┌────────

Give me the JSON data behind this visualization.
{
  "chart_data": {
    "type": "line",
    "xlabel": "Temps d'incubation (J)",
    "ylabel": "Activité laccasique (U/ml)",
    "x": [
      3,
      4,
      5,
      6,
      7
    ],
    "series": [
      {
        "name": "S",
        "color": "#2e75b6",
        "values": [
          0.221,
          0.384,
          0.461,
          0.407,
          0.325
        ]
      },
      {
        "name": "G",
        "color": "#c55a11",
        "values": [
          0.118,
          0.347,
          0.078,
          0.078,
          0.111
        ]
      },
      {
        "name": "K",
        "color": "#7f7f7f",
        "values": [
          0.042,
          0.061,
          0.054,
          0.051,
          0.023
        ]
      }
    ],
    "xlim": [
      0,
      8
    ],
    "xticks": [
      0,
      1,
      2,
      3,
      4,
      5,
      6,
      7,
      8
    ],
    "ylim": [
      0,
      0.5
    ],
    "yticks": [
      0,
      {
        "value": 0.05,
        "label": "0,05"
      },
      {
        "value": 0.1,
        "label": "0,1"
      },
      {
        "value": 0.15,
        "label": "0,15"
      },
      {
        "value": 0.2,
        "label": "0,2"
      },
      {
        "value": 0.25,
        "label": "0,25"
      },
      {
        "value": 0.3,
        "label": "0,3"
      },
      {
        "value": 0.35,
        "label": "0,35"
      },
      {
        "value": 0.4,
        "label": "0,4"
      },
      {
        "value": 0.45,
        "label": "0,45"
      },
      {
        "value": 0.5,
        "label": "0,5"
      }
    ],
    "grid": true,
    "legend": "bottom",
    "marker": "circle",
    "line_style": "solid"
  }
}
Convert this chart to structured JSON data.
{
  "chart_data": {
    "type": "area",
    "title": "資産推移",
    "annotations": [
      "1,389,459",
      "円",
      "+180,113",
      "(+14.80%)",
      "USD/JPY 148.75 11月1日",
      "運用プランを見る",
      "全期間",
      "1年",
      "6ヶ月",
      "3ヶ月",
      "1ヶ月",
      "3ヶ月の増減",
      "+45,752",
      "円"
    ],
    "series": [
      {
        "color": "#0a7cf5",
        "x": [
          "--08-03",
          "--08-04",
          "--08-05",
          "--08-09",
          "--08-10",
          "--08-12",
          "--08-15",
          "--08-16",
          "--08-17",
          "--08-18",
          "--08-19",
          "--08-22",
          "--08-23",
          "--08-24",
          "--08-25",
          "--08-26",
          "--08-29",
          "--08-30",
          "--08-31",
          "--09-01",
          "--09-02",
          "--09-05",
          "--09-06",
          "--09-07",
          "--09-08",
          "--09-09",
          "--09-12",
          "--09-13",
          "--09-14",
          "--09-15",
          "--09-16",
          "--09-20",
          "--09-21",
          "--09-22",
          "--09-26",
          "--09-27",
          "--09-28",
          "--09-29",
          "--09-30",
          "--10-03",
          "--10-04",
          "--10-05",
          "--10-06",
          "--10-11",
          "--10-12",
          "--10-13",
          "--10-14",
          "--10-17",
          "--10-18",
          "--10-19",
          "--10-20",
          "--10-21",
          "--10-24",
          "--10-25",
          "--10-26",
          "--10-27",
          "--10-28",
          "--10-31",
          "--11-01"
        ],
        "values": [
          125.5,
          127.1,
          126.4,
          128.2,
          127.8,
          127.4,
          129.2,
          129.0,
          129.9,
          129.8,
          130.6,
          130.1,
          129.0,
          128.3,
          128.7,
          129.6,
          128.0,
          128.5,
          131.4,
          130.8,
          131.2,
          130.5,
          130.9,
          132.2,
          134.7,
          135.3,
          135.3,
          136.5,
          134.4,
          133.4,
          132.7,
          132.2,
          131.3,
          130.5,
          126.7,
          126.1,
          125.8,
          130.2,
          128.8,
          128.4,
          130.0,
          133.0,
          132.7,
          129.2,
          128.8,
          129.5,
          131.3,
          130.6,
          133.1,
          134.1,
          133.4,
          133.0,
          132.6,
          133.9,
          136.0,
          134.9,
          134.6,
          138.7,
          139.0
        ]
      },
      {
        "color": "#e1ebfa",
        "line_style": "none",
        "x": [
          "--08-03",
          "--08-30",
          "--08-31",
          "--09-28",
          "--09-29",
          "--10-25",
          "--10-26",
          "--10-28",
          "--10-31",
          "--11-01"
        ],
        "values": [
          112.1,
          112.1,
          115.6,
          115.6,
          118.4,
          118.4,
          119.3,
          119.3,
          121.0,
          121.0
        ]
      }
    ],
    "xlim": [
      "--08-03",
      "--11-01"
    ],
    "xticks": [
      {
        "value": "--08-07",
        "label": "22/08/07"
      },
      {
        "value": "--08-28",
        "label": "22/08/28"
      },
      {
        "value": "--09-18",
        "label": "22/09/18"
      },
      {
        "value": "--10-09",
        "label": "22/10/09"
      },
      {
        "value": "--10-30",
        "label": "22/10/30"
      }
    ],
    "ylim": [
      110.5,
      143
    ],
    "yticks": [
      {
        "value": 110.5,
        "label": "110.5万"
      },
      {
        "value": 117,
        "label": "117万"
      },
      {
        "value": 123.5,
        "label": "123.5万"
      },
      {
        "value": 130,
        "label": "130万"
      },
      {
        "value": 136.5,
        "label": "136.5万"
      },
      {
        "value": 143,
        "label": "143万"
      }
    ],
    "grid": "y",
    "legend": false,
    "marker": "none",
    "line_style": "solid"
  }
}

└────────

THE EXERCISE
Go through the data and return every record exactly.

RESPONSE TO THE EXERCISE
Give me the JSON data behind this visualization.
{
  "chart_data": {
    "type": "line",
    "xlabel": "Temps d'incubation (J)",
    "ylabel": "Activité laccasique (U/ml)",
    "x": [
      3,
      4,
      5,
      6,
      7
    ],
    "series": [
      {
        "name": "S",
        "color": "#2e75b6",
        "values": [
          0.221,
          0.384,
          0.461,
          0.407,
          0.325
        ]
      },
      {
        "name": "G",
        "color": "#c55a11",
        "values": [
          0.118,
          0.347,
          0.078,
          0.078,
          0.111
        ]
      },
      {
        "name": "K",
        "color": "#7f7f7f",
        "values": [
          0.042,
          0.061,
          0.054,
          0.051,
          0.023
        ]
      }
    ],
    "xlim": [
      0,
      8
    ],
    "xticks": [
      0,
      1,
      2,
      3,
      4,
      5,
      6,
      7,
      8
    ],
    "ylim": [
      0,
      0.5
    ],
    "yticks": [
      0,
      {
        "value": 0.05,
        "label": "0,05"
      },
      {
        "value": 0.1,
        "label": "0,1"
      },
      {
        "value": 0.15,
        "label": "0,15"
      },
      {
        "value": 0.2,
        "label": "0,2"
      },
      {
        "value": 0.25,
        "label": "0,25"
      },
      {
        "value": 0.3,
        "label": "0,3"
      },
      {
        "value": 0.35,
        "label": "0,35"
      },
      {
        "value": 0.4,
        "label": "0,4"
      },
      {
        "value": 0.45,
        "label": "0,45"
      },
      {
        "value": 0.5,
        "label": "0,5"
      }
    ],
    "grid": true,
    "legend": "bottom",
    "marker": "circle",
    "line_style": "solid"
  }
}
Convert this chart to structured JSON data.
{
  "chart_data": {
    "type": "area",
    "title": "資産推移",
    "annotations": [
      "1,389,459",
      "円",
      "+180,113",
      "(+14.80%)",
      "USD/JPY 148.75 11月1日",
      "運用プランを見る",
      "全期間",
      "1年",
      "6ヶ月",
      "3ヶ月",
      "1ヶ月",
      "3ヶ月の増減",
      "+45,752",
      "円"
    ],
    "series": [
      {
        "color": "#0a7cf5",
        "x": [
          "--08-03",
          "--08-04",
          "--08-05",
          "--08-09",
          "--08-10",
          "--08-12",
          "--08-15",
          "--08-16",
          "--08-17",
          "--08-18",
          "--08-19",
          "--08-22",
          "--08-23",
          "--08-24",
          "--08-25",
          "--08-26",
          "--08-29",
          "--08-30",
          "--08-31",
          "--09-01",
          "--09-02",
          "--09-05",
          "--09-06",
          "--09-07",
          "--09-08",
          "--09-09",
          "--09-12",
          "--09-13",
          "--09-14",
          "--09-15",
          "--09-16",
          "--09-20",
          "--09-21",
          "--09-22",
          "--09-26",
          "--09-27",
          "--09-28",
          "--09-29",
          "--09-30",
          "--10-03",
          "--10-04",
          "--10-05",
          "--10-06",
          "--10-11",
          "--10-12",
          "--10-13",
          "--10-14",
          "--10-17",
          "--10-18",
          "--10-19",
          "--10-20",
          "--10-21",
          "--10-24",
          "--10-25",
          "--10-26",
          "--10-27",
          "--10-28",
          "--10-31",
          "--11-01"
        ],
        "values": [
          125.5,
          127.1,
          126.4,
          128.2,
          127.8,
          127.4,
          129.2,
          129.0,
          129.9,
          129.8,
          130.6,
          130.1,
          129.0,
          128.3,
          128.7,
          129.6,
          128.0,
          128.5,
          131.4,
          130.8,
          131.2,
          130.5,
          130.9,
          132.2,
          134.7,
          135.3,
          135.3,
          136.5,
          134.4,
          133.4,
          132.7,
          132.2,
          131.3,
          130.5,
          126.7,
          126.1,
          125.8,
          130.2,
          128.8,
          128.4,
          130.0,
          133.0,
          132.7,
          129.2,
          128.8,
          129.5,
          131.3,
          130.6,
          133.1,
          134.1,
          133.4,
          133.0,
          132.6,
          133.9,
          136.0,
          134.9,
          134.6,
          138.7,
          139.0
        ]
      },
      {
        "color": "#e1ebfa",
        "line_style": "none",
        "x": [
          "--08-03",
          "--08-30",
          "--08-31",
          "--09-28",
          "--09-29",
          "--10-25",
          "--10-26",
          "--10-28",
          "--10-31",
          "--11-01"
        ],
        "values": [
          112.1,
          112.1,
          115.6,
          115.6,
          118.4,
          118.4,
          119.3,
          119.3,
          121.0,
          121.0
        ]
      }
    ],
    "xlim": [
      "--08-03",
      "--11-01"
    ],
    "xticks": [
      {
        "value": "--08-07",
        "label": "22/08/07"
      },
      {
        "value": "--08-28",
        "label": "22/08/28"
      },
      {
        "value": "--09-18",
        "label": "22/09/18"
      },
      {
        "value": "--10-09",
        "label": "22/10/09"
      },
      {
        "value": "--10-30",
        "label": "22/10/30"
      }
    ],
    "ylim": [
      110.5,
      143
    ],
    "yticks": [
      {
        "value": 110.5,
        "label": "110.5万"
      },
      {
        "value": 117,
        "label": "117万"
      },
      {
        "value": 123.5,
        "label": "123.5万"
      },
      {
        "value": 130,
        "label": "130万"
      },
      {
        "value": 136.5,
        "label": "136.5万"
      },
      {
        "value": 143,
        "label": "143万"
      }
    ],
    "grid": "y",
    "legend": false,
    "marker": "none",
    "line_style": "solid"
  }
}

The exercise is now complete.